#### [YOUR GOAL]
From the listing below, extract each line containing the string "JSON".

#### [Data entries]
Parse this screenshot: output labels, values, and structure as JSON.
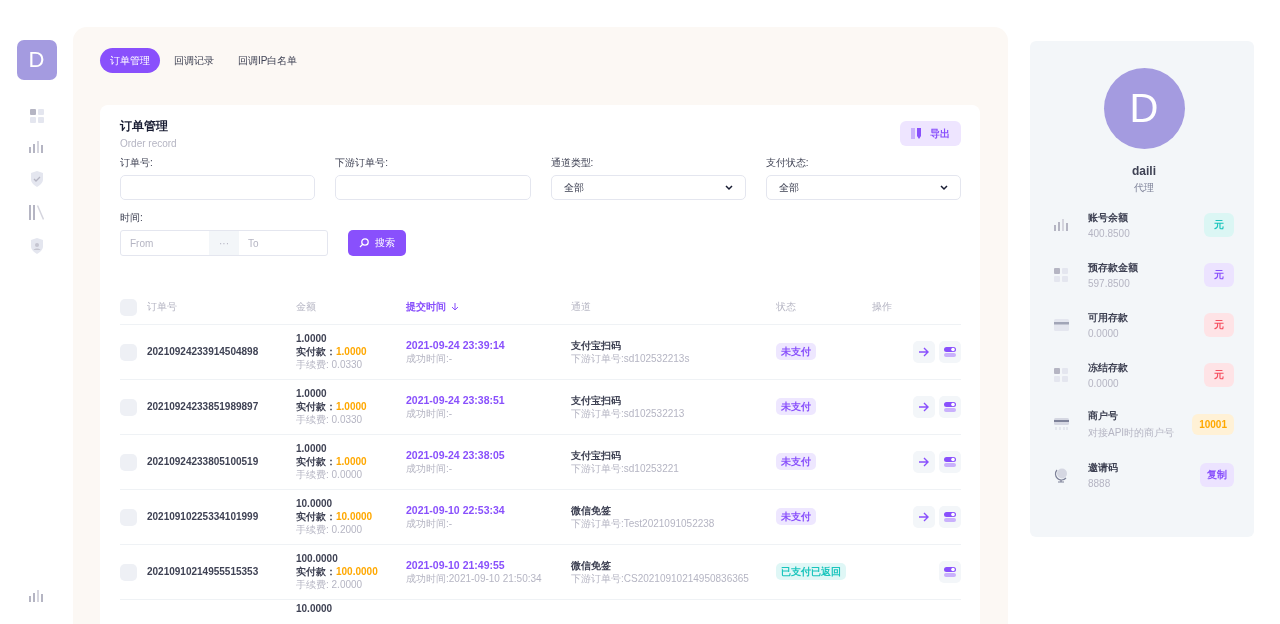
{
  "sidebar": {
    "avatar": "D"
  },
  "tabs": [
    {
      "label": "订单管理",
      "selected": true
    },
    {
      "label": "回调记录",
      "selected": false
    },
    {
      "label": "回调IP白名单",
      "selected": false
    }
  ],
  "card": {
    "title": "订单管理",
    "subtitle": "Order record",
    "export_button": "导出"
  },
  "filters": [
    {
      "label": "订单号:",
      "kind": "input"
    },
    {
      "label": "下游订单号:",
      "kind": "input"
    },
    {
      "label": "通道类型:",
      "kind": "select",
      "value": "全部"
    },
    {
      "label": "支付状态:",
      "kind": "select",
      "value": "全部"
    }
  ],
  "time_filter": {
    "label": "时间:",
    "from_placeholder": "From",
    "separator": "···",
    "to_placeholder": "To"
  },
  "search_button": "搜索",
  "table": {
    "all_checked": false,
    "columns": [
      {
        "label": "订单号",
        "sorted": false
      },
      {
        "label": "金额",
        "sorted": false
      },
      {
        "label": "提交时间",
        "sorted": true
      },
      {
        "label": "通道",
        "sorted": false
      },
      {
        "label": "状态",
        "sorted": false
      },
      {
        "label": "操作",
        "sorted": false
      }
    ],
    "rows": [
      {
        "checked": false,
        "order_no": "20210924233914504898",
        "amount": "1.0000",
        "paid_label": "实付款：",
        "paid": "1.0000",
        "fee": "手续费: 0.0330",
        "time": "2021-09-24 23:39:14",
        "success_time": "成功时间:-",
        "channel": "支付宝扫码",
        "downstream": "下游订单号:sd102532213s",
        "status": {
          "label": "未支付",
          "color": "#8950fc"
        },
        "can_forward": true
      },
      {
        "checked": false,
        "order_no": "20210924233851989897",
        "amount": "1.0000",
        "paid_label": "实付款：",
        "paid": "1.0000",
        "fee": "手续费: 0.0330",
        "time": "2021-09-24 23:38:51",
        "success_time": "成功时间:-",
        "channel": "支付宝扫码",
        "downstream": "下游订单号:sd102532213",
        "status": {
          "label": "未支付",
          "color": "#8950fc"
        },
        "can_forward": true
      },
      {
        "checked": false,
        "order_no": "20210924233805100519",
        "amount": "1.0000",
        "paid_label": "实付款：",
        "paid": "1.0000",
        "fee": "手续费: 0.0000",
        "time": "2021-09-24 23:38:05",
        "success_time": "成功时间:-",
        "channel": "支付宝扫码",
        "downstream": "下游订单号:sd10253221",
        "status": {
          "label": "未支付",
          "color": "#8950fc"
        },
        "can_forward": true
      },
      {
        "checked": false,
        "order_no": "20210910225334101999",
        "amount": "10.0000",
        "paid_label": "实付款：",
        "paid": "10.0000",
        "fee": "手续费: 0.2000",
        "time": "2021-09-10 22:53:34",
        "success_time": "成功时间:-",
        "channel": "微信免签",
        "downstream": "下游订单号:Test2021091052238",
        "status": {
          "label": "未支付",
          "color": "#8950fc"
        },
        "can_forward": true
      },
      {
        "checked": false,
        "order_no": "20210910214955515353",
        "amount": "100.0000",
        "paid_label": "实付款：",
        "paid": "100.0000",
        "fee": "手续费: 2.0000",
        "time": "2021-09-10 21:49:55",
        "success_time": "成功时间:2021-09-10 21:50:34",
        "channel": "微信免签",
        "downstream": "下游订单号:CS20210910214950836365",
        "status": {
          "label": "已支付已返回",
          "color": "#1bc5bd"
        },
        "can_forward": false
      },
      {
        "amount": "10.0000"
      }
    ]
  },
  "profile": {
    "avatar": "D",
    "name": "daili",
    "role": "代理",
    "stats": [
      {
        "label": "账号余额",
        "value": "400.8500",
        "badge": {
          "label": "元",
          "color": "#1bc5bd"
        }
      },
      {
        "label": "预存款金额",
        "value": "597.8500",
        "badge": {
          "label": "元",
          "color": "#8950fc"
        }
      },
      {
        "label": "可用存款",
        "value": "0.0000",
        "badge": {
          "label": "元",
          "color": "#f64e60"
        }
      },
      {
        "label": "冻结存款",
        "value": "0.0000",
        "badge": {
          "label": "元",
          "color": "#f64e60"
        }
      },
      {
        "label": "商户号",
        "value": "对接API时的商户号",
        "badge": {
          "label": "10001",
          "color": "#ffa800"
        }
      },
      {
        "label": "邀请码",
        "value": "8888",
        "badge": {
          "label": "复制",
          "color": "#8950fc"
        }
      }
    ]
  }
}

...

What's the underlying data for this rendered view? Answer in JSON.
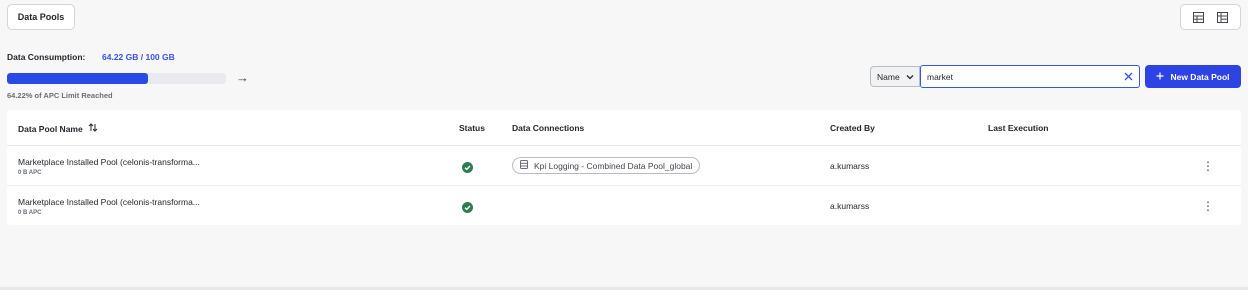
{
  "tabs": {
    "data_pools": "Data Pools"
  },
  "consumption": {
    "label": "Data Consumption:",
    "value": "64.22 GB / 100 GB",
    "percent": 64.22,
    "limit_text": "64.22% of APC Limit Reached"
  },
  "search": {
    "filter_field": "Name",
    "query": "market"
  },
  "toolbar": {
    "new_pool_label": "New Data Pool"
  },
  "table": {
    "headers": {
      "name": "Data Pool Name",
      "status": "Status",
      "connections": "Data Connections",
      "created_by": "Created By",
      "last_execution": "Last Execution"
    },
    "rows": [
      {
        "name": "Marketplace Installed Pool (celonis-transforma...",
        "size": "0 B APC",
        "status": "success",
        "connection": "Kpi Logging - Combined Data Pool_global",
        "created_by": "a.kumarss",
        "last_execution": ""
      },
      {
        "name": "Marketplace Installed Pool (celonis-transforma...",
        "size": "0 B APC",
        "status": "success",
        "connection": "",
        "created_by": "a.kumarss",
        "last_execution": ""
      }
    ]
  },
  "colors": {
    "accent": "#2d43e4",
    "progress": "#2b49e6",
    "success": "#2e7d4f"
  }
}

...

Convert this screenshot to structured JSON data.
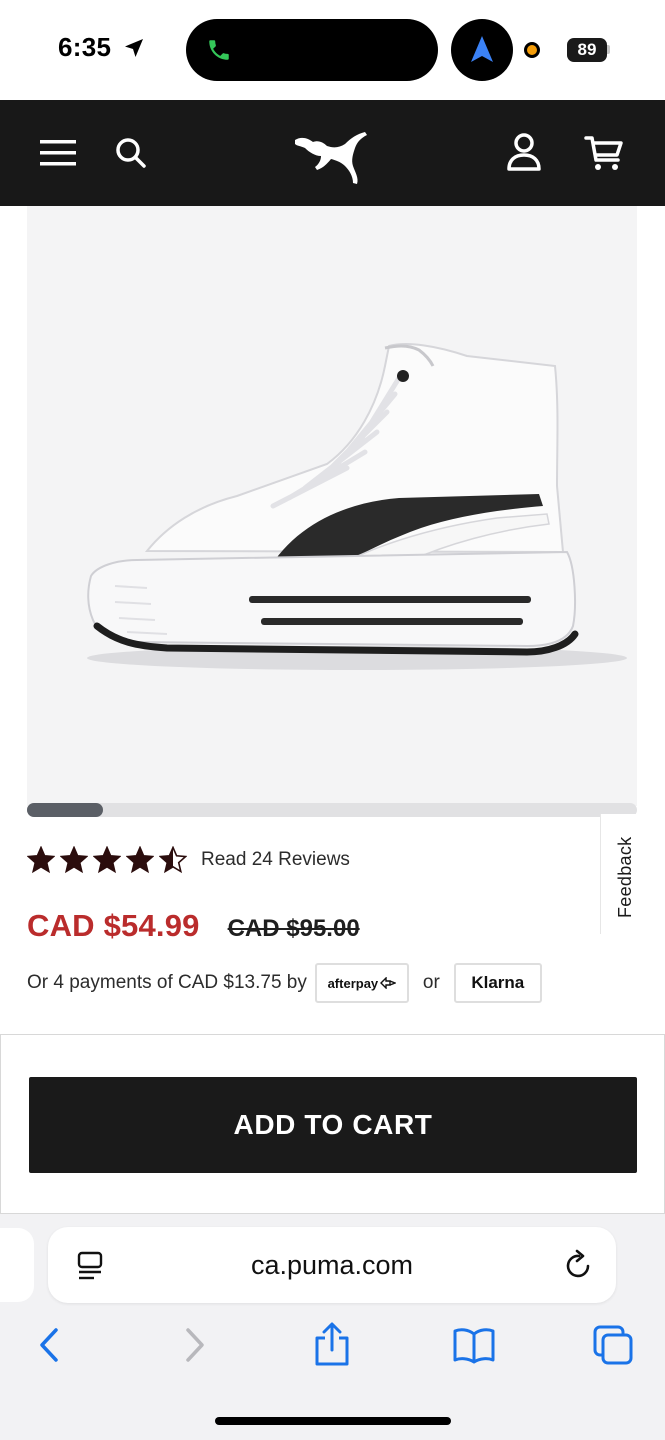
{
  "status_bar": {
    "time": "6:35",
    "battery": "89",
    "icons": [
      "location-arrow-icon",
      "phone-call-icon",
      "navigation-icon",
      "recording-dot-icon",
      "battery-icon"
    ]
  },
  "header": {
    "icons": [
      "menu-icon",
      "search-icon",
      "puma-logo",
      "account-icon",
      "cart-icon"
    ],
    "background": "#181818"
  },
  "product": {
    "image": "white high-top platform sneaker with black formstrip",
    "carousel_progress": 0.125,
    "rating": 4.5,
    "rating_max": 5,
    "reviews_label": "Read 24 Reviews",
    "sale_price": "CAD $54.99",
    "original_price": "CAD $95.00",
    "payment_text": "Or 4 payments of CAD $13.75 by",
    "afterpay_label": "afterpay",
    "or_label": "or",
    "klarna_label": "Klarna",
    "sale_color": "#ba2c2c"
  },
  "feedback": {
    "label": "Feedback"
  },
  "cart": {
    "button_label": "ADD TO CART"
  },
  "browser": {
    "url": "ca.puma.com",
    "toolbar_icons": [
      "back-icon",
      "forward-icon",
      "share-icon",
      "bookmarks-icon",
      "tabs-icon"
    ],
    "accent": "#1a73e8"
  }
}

#### [FINAL RESULT]
Parse this screenshot: output labels, values, and structure as JSON.
What's the underlying data for this rendered view? Answer in JSON.
Convert this screenshot to structured JSON data.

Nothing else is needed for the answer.